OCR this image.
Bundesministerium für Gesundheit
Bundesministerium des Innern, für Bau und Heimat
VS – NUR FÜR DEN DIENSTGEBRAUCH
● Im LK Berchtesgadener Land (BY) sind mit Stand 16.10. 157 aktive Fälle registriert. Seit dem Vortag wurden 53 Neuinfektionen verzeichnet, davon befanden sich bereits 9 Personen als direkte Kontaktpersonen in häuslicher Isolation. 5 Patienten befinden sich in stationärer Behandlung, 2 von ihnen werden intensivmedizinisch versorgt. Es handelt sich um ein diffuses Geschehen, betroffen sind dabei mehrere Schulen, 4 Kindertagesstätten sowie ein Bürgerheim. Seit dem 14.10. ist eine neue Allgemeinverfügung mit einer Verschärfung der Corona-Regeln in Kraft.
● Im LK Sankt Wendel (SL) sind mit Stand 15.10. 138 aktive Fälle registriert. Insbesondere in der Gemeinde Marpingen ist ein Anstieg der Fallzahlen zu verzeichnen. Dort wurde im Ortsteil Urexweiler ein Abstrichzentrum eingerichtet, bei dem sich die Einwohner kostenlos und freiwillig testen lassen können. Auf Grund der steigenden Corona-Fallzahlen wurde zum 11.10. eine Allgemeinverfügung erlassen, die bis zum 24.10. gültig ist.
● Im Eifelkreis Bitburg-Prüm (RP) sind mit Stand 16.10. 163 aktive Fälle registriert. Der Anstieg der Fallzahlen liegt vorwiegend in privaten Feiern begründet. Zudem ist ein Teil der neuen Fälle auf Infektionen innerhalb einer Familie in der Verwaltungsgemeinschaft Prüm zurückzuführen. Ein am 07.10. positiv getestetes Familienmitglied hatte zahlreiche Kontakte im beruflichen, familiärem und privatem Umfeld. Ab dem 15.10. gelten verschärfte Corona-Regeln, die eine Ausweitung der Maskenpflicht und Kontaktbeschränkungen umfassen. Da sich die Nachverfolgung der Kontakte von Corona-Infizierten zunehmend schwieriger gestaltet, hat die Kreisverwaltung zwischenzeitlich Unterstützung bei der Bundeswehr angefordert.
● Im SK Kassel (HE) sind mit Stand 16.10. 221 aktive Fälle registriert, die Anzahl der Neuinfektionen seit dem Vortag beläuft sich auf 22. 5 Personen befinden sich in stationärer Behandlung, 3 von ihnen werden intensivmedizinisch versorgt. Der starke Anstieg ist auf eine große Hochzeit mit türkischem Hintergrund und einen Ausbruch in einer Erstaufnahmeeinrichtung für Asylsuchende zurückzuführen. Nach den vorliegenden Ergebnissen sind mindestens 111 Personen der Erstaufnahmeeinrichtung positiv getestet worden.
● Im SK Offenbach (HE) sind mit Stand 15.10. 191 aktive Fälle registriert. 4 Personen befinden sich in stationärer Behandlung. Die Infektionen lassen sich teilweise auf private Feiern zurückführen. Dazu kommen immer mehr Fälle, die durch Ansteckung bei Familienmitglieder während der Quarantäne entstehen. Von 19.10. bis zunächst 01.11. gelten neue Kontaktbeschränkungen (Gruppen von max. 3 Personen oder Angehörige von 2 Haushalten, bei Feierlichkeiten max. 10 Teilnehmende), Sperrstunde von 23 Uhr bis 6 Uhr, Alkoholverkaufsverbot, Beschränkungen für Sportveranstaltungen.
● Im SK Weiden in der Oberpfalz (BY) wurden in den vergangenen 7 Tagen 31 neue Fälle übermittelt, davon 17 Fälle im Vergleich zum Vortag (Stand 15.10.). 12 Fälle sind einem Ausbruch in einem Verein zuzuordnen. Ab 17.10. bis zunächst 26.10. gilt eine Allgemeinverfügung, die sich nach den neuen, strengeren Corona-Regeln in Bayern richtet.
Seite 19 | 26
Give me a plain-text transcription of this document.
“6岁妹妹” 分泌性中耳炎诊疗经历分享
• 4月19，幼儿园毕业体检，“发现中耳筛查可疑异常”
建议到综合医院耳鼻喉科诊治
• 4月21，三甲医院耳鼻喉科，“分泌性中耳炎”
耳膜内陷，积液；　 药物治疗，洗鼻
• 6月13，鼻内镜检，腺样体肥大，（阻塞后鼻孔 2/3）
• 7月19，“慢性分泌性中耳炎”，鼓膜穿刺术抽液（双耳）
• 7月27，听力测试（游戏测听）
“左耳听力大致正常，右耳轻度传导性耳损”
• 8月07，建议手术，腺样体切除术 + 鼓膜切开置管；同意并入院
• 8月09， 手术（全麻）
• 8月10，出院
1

**TASK:** Check each line in the listing above for the string "intensivmedizinisch", then report how many lines contain it, with no other text.

**WORKED SOLUTION:** 2